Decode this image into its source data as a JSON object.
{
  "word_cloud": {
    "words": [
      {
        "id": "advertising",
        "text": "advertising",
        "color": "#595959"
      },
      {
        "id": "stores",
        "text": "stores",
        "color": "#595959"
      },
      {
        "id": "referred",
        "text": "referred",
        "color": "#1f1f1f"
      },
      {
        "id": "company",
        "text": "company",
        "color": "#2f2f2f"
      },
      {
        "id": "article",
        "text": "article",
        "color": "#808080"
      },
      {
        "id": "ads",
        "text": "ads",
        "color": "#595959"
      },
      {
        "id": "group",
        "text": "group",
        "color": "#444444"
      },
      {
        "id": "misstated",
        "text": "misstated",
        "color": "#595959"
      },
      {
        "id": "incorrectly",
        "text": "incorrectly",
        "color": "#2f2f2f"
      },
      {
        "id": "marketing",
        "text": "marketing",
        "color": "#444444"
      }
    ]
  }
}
.....
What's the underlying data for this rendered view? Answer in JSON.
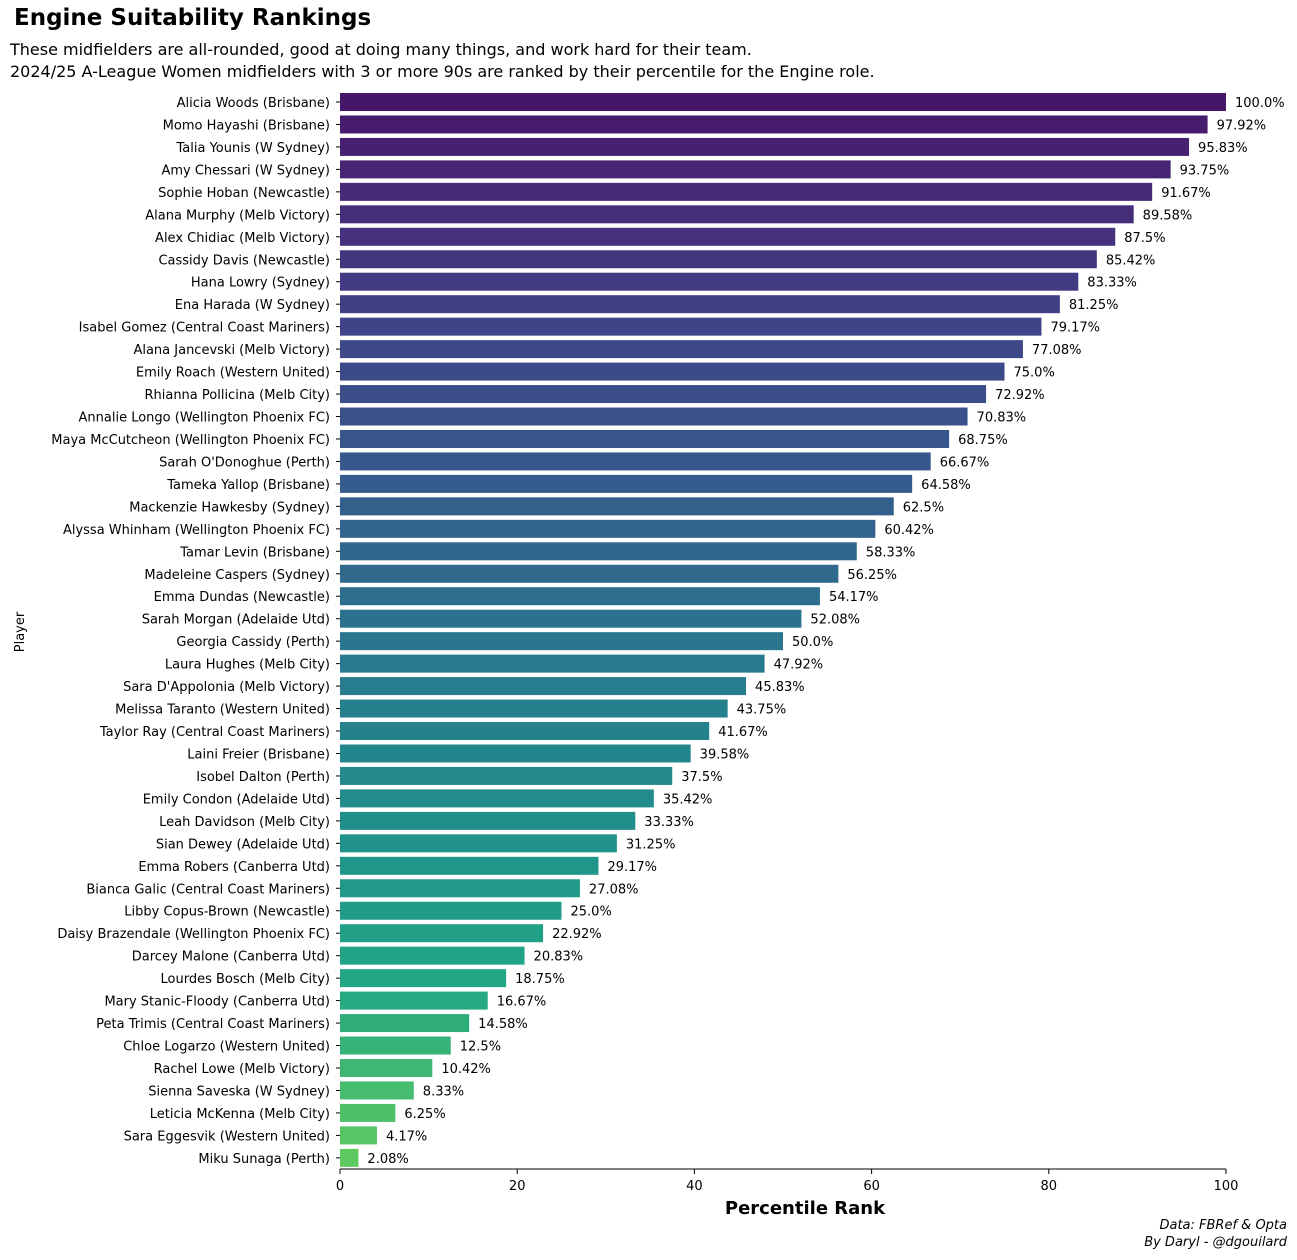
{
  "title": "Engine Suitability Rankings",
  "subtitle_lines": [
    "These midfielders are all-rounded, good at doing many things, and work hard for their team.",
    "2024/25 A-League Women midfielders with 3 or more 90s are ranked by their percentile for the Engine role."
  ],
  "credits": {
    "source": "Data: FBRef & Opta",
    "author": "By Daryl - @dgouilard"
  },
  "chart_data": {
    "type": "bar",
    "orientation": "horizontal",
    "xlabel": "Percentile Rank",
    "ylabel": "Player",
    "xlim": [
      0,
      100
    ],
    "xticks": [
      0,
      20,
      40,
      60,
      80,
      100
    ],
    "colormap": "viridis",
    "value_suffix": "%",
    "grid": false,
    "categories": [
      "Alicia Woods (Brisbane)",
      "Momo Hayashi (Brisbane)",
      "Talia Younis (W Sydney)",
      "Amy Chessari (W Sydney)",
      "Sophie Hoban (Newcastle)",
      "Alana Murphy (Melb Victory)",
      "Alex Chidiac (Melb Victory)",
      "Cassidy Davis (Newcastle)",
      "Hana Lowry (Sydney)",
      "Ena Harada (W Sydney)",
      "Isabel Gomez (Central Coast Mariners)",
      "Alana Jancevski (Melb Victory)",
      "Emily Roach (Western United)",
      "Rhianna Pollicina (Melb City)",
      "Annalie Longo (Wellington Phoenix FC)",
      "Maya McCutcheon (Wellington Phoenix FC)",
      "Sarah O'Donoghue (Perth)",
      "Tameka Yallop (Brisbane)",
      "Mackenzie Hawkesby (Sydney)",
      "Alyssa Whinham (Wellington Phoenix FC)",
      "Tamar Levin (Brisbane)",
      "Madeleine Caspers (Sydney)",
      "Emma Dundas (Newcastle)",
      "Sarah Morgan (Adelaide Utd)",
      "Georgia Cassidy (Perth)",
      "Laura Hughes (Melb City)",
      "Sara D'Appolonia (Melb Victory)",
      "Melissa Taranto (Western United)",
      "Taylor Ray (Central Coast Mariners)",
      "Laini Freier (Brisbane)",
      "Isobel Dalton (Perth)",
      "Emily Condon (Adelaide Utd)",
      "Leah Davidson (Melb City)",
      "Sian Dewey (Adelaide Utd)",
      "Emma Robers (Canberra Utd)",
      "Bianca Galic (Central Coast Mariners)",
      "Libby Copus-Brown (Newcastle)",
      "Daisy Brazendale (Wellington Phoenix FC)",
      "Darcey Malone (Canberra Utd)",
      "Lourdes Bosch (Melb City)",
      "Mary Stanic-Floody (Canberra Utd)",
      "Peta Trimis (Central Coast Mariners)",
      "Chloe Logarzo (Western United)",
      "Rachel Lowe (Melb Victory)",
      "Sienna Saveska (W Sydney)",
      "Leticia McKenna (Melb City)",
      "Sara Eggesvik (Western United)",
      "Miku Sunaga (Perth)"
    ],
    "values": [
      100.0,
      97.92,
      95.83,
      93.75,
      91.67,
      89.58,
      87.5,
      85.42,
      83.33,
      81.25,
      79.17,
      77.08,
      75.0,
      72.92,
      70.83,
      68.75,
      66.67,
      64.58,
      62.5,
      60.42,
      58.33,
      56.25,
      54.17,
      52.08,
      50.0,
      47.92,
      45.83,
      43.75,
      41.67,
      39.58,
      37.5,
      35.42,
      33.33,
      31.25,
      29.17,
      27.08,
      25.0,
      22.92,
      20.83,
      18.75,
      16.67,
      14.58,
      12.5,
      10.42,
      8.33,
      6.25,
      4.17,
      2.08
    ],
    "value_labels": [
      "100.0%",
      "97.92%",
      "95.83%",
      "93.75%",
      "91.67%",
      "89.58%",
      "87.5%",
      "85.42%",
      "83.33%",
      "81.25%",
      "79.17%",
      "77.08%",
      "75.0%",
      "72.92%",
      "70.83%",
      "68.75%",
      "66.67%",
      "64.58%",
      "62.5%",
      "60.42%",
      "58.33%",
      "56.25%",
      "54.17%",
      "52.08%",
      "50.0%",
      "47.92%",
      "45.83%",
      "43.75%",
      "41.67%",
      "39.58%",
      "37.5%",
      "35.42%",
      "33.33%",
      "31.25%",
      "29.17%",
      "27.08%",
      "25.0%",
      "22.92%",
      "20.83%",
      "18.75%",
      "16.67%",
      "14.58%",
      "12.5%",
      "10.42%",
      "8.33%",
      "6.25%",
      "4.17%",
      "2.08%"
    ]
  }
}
.....
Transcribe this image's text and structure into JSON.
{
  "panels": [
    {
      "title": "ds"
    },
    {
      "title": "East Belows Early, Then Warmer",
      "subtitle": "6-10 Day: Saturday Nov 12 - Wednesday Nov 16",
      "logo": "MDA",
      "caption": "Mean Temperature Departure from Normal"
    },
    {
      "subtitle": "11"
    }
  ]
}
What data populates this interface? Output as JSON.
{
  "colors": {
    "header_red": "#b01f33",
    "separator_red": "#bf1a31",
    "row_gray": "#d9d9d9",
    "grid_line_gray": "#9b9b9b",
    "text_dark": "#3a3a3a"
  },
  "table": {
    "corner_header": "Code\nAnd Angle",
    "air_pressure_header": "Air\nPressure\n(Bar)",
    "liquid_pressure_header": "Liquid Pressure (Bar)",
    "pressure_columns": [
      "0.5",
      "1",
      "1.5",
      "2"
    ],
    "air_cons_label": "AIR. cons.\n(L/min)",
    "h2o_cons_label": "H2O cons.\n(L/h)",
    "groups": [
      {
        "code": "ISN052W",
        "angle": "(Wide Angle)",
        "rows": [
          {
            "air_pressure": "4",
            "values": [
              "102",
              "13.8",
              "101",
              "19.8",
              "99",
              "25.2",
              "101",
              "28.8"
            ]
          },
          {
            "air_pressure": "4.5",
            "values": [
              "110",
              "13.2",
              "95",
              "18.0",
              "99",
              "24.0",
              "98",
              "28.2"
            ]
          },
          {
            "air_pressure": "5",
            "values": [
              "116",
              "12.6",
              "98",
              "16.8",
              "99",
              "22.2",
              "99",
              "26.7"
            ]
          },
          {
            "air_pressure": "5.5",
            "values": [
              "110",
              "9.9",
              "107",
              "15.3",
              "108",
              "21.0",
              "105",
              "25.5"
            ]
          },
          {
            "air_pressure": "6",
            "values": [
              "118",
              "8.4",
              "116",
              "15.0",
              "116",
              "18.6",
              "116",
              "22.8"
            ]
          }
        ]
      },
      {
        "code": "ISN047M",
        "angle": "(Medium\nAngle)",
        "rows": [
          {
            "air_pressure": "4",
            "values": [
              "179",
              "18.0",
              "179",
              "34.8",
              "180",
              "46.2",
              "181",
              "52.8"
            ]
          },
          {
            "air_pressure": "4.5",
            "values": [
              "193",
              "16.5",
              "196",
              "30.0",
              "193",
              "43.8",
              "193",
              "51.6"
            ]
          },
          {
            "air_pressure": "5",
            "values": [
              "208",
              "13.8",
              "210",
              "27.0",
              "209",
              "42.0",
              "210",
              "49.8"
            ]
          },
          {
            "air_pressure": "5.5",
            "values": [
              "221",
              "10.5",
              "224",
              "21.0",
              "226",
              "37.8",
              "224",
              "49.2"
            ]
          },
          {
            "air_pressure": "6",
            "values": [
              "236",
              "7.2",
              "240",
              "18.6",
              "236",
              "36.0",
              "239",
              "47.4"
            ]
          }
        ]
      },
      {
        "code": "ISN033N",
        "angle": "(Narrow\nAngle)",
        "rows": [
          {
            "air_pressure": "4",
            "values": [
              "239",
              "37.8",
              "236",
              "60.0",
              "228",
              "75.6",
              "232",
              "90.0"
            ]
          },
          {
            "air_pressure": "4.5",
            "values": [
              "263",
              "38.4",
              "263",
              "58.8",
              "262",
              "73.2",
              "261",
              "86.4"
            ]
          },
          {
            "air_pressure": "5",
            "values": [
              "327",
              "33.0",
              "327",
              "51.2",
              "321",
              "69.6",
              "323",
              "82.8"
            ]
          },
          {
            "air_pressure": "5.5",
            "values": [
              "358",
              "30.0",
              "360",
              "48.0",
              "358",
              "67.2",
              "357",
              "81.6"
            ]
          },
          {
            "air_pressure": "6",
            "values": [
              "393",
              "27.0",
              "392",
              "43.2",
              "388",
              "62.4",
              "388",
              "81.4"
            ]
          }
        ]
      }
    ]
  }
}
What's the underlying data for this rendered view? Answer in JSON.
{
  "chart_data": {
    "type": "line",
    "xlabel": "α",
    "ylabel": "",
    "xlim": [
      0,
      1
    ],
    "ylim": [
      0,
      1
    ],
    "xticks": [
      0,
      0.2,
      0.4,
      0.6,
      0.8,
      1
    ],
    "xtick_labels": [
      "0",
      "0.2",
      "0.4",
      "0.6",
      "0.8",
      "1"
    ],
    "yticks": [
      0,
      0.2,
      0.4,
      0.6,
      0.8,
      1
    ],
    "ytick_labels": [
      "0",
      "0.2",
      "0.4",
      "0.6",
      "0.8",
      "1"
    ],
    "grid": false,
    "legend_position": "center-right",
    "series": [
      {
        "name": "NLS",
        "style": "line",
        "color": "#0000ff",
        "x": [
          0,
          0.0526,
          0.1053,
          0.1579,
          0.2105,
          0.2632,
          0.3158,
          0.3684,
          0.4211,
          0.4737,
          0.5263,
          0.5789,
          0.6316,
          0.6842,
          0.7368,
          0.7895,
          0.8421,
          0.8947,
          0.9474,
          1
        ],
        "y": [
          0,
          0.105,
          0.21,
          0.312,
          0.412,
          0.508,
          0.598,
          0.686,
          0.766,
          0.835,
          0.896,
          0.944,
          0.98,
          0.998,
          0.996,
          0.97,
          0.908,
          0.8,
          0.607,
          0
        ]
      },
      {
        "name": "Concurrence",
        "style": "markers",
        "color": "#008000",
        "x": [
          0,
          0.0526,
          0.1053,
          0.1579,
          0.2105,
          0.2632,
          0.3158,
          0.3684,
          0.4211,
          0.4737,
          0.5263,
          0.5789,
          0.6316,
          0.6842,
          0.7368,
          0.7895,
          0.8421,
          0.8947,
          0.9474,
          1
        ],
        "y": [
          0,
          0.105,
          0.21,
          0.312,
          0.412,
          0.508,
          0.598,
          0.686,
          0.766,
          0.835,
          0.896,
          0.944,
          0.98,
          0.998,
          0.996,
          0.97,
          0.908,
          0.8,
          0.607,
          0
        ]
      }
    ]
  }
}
.....
■ Requirement
Give the number of lines in the records above that contain the word "Emma". Reply with that number alone.

■ Right answer
2